***** Materials provided *****

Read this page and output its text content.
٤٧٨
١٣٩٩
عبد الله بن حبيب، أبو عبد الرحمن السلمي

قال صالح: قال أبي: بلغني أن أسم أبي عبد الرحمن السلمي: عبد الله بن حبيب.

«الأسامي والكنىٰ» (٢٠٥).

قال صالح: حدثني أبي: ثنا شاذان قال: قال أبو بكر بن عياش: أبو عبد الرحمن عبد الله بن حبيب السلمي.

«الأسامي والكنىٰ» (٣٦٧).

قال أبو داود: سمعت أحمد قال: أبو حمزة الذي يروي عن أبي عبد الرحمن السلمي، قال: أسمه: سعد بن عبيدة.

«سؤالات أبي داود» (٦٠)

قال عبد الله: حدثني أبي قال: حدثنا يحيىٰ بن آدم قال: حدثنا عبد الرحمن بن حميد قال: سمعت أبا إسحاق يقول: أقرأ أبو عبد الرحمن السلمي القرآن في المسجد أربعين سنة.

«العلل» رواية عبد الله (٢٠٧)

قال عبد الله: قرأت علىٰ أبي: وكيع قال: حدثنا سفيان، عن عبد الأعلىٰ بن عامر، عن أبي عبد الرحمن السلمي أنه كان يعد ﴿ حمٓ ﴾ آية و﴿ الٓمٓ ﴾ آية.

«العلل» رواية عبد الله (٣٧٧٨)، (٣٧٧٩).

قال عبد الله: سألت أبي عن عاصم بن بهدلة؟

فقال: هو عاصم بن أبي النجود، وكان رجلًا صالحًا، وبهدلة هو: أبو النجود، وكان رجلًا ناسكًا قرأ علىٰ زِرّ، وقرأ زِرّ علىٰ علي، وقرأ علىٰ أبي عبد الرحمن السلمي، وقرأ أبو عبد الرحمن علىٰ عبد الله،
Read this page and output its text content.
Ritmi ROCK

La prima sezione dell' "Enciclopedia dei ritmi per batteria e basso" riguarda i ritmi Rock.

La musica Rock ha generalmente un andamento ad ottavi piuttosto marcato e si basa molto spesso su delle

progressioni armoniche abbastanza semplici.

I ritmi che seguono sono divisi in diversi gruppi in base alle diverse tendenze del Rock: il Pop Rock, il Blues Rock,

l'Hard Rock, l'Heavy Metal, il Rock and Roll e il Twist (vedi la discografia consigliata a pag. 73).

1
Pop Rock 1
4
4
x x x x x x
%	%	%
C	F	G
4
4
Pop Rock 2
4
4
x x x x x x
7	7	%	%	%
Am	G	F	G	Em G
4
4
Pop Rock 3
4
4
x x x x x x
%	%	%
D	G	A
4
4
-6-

*****

Exercise directions —
All of the lines above must be returned exactly.

Response to the exercise —
Read this page and output its text content.
٤٧٨
١٣٩٩
عبد الله بن حبيب، أبو عبد الرحمن السلمي

قال صالح: قال أبي: بلغني أن أسم أبي عبد الرحمن السلمي: عبد الله بن حبيب.

«الأسامي والكنىٰ» (٢٠٥).

قال صالح: حدثني أبي: ثنا شاذان قال: قال أبو بكر بن عياش: أبو عبد الرحمن عبد الله بن حبيب السلمي.

«الأسامي والكنىٰ» (٣٦٧).

قال أبو داود: سمعت أحمد قال: أبو حمزة الذي يروي عن أبي عبد الرحمن السلمي، قال: أسمه: سعد بن عبيدة.

«سؤالات أبي داود» (٦٠)

قال عبد الله: حدثني أبي قال: حدثنا يحيىٰ بن آدم قال: حدثنا عبد الرحمن بن حميد قال: سمعت أبا إسحاق يقول: أقرأ أبو عبد الرحمن السلمي القرآن في المسجد أربعين سنة.

«العلل» رواية عبد الله (٢٠٧)

قال عبد الله: قرأت علىٰ أبي: وكيع قال: حدثنا سفيان، عن عبد الأعلىٰ بن عامر، عن أبي عبد الرحمن السلمي أنه كان يعد ﴿ حمٓ ﴾ آية و﴿ الٓمٓ ﴾ آية.

«العلل» رواية عبد الله (٣٧٧٨)، (٣٧٧٩).

قال عبد الله: سألت أبي عن عاصم بن بهدلة؟

فقال: هو عاصم بن أبي النجود، وكان رجلًا صالحًا، وبهدلة هو: أبو النجود، وكان رجلًا ناسكًا قرأ علىٰ زِرّ، وقرأ زِرّ علىٰ علي، وقرأ علىٰ أبي عبد الرحمن السلمي، وقرأ أبو عبد الرحمن علىٰ عبد الله،
Read this page and output its text content.
Ritmi ROCK

La prima sezione dell' "Enciclopedia dei ritmi per batteria e basso" riguarda i ritmi Rock.

La musica Rock ha generalmente un andamento ad ottavi piuttosto marcato e si basa molto spesso su delle

progressioni armoniche abbastanza semplici.

I ritmi che seguono sono divisi in diversi gruppi in base alle diverse tendenze del Rock: il Pop Rock, il Blues Rock,

l'Hard Rock, l'Heavy Metal, il Rock and Roll e il Twist (vedi la discografia consigliata a pag. 73).

1
Pop Rock 1
4
4
x x x x x x
%	%	%
C	F	G
4
4
Pop Rock 2
4
4
x x x x x x
7	7	%	%	%
Am	G	F	G	Em G
4
4
Pop Rock 3
4
4
x x x x x x
%	%	%
D	G	A
4
4
-6-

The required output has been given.